SHORT EXERCISE —
Go over the listing below line by line and tally those containing "title". Give only the tally.

-- BEGIN --

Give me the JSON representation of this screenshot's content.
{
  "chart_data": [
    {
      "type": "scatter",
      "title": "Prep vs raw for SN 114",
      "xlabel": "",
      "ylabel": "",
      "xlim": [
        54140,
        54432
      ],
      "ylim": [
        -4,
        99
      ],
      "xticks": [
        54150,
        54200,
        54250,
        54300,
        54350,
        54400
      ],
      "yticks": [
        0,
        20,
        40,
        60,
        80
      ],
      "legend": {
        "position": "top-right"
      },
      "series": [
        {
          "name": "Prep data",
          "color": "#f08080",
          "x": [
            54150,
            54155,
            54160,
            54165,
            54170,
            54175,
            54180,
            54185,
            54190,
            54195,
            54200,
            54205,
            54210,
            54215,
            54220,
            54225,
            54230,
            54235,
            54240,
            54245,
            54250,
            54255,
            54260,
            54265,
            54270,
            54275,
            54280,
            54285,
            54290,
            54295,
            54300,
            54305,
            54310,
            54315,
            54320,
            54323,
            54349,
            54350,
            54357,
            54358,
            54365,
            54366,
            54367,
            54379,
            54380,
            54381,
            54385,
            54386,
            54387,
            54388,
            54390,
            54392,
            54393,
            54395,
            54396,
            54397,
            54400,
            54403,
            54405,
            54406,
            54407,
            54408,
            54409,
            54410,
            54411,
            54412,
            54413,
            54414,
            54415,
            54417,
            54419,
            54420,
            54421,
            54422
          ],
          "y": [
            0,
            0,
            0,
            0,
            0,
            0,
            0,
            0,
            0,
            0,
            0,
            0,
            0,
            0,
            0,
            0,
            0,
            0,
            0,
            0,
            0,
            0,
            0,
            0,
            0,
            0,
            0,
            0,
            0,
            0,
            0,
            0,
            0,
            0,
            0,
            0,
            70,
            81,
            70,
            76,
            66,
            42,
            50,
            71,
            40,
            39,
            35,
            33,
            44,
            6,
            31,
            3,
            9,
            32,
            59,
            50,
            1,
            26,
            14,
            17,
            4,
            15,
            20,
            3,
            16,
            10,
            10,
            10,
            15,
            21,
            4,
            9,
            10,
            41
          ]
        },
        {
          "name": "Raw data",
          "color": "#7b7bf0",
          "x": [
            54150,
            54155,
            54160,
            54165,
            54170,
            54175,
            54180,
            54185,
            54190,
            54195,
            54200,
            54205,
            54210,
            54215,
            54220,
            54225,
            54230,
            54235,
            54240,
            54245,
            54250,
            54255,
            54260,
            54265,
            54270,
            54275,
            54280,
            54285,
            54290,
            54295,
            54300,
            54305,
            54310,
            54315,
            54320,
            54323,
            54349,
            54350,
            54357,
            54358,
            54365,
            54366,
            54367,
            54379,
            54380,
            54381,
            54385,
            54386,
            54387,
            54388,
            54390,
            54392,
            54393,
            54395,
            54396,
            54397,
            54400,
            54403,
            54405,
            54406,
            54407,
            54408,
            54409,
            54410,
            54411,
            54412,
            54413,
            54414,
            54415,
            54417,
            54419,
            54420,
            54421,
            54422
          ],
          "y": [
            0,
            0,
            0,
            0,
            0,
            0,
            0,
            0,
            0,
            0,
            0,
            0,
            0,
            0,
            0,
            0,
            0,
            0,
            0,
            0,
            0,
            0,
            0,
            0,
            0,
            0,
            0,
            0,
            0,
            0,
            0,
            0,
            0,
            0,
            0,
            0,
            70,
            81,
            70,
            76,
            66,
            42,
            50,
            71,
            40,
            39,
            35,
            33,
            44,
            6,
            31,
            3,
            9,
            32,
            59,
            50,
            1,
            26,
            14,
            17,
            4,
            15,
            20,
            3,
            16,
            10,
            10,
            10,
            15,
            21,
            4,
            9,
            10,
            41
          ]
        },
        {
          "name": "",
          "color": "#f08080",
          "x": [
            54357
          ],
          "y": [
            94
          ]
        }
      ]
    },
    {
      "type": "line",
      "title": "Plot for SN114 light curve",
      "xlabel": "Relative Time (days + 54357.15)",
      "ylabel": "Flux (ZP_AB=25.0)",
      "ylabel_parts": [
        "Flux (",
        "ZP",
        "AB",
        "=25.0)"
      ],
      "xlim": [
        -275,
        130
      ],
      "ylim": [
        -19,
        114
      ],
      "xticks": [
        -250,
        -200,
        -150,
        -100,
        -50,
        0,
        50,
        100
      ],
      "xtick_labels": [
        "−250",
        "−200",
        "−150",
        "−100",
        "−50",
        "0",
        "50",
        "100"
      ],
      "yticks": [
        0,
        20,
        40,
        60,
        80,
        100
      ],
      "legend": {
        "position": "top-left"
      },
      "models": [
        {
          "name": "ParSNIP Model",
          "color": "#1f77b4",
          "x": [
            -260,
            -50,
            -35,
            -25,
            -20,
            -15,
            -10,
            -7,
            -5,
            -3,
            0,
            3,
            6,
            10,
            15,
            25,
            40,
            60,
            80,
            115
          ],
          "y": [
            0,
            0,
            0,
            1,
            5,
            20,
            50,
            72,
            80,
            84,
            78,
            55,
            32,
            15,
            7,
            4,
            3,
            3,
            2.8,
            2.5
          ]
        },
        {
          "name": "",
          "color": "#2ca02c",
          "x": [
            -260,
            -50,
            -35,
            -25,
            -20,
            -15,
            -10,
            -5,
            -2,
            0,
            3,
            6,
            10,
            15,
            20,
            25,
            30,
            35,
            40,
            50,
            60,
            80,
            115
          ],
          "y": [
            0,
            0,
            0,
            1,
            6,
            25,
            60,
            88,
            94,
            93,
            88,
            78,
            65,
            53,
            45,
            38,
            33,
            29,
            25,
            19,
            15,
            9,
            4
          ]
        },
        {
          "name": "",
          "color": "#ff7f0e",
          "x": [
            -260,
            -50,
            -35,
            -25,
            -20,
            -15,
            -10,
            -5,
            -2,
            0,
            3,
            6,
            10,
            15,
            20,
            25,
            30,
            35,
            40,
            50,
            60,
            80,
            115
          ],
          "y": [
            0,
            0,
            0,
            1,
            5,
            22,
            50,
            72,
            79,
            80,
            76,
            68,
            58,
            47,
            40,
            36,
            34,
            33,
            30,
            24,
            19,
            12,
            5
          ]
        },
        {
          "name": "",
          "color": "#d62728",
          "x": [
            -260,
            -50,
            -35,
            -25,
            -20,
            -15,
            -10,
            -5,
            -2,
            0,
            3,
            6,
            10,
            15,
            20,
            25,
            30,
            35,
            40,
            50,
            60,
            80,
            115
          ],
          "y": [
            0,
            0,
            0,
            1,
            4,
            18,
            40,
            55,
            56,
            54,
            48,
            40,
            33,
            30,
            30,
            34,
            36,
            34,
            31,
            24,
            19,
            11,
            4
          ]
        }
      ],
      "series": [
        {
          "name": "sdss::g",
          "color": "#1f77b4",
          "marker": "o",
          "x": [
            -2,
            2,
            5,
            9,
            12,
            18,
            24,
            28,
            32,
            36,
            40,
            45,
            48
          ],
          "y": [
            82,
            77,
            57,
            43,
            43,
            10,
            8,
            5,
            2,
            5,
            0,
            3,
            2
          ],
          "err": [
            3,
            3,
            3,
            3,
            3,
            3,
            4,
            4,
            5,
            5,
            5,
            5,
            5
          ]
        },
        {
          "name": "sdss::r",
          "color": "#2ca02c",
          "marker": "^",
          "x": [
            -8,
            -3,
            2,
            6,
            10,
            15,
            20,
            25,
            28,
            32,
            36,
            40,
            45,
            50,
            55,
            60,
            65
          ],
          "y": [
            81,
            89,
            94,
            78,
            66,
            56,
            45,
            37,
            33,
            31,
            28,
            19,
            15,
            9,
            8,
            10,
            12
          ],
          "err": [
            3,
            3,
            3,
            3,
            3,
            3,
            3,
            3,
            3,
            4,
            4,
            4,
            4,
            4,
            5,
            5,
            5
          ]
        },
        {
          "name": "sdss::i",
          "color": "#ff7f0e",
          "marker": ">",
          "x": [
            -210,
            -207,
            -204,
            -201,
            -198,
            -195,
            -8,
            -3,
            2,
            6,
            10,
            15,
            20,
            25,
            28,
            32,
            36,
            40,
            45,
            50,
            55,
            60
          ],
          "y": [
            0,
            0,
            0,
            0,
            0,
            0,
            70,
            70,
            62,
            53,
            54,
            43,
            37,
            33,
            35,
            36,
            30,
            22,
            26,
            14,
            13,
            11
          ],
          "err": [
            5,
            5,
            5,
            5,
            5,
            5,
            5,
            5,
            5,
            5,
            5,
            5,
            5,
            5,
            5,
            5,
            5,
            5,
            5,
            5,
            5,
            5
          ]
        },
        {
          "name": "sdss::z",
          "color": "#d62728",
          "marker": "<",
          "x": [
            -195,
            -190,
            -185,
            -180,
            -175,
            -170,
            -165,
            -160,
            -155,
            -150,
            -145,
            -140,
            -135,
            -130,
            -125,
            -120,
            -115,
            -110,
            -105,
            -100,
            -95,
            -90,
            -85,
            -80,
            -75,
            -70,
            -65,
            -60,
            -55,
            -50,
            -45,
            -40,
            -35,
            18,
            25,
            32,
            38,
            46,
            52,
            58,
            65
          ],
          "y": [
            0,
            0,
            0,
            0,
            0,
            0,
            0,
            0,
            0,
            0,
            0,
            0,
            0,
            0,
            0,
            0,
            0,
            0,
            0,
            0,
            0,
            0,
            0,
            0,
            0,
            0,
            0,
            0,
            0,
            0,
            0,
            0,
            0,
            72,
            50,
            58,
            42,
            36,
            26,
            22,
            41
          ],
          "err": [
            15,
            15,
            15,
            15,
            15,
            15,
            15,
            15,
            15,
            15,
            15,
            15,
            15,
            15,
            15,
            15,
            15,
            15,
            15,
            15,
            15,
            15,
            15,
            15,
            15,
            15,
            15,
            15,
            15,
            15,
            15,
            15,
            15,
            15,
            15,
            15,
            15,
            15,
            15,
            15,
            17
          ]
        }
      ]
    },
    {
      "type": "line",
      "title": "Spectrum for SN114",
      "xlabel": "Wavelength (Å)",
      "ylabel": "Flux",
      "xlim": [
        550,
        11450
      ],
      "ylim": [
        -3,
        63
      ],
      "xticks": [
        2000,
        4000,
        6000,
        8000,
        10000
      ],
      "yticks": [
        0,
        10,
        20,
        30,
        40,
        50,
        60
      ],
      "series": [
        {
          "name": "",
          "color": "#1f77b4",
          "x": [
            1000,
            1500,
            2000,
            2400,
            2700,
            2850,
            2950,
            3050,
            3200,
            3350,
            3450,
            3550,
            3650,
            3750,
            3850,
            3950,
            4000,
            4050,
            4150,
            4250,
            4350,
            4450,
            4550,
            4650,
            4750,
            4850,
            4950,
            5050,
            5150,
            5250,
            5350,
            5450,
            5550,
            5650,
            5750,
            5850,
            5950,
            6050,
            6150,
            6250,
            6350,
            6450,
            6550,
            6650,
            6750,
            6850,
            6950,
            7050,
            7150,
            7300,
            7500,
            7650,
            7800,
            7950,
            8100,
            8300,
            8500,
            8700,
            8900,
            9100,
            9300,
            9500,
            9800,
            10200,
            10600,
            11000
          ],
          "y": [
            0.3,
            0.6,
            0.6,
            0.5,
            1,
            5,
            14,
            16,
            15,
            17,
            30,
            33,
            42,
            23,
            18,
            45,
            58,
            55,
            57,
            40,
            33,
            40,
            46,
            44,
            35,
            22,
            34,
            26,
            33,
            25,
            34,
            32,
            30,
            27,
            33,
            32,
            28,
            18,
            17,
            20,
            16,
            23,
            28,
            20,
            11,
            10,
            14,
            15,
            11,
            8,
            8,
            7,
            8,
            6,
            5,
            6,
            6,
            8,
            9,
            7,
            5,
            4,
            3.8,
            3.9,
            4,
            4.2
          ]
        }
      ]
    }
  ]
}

-- END --

RESPONSE TO THIS TASK —
3